__TASK DESCRIPTION__. Give the number of lines containing the word "Pmos", and nothing else.

__Figure collection entries__.

======

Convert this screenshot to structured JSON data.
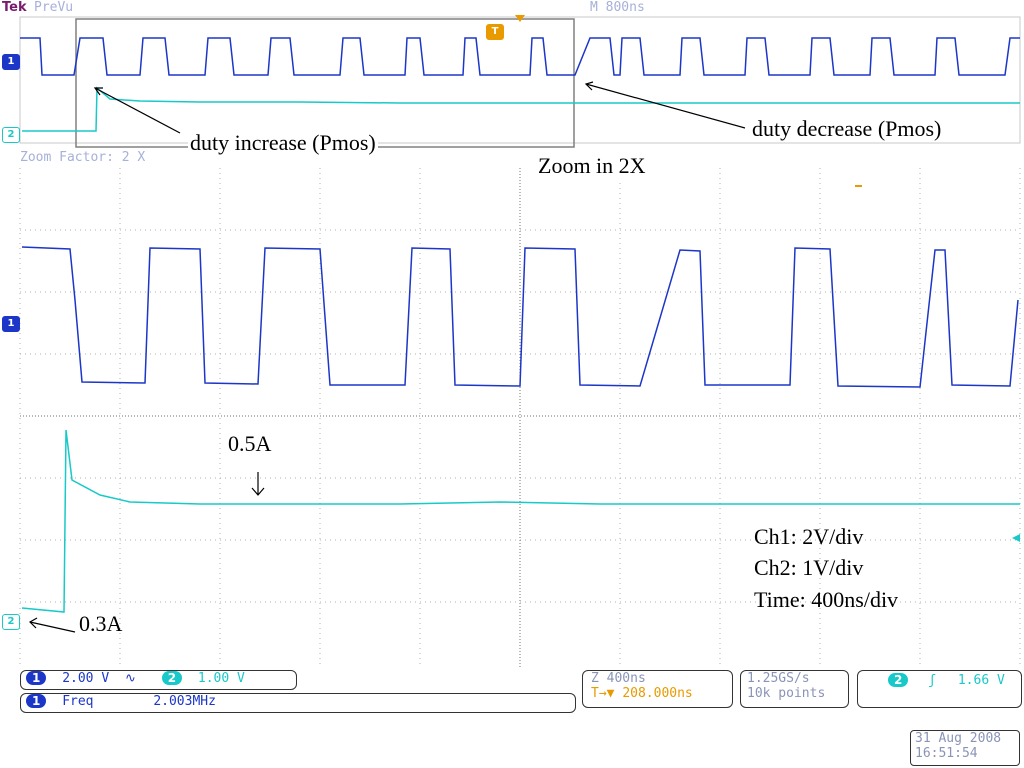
{
  "header": {
    "brand": "Tek",
    "mode": "PreVu",
    "timebase": "M 800ns",
    "zoom_factor": "Zoom Factor: 2 X"
  },
  "annotations": {
    "duty_increase": "duty increase (Pmos)",
    "duty_decrease": "duty decrease (Pmos)",
    "zoom_in": "Zoom in 2X",
    "current_high": "0.5A",
    "current_low": "0.3A",
    "ch1_scale": "Ch1: 2V/div",
    "ch2_scale": "Ch2: 1V/div",
    "time_scale": "Time: 400ns/div"
  },
  "markers": {
    "ch1": "1",
    "ch2": "2",
    "trigger": "T"
  },
  "readouts": {
    "ch1_num": "1",
    "ch1_volts": "2.00 V",
    "ch1_coupling": "∿",
    "ch2_num": "2",
    "ch2_volts": "1.00 V",
    "meas_num": "1",
    "meas_label": "Freq",
    "meas_value": "2.003MHz",
    "zoom_time": "Z 400ns",
    "trigger_pos": "208.000ns",
    "trigger_symbol": "T→▼",
    "sample_rate": "1.25GS/s",
    "record_length": "10k points",
    "trig_src": "2",
    "trig_slope": "ʃ",
    "trig_level": "1.66 V"
  },
  "datetime": {
    "date": "31 Aug 2008",
    "time": "16:51:54"
  },
  "colors": {
    "ch1": "#1c36c8",
    "ch2": "#18c9c9",
    "accent": "#e89a00",
    "dim": "#a7b0d8"
  }
}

======

__EXPECTED OUTPUT__. 2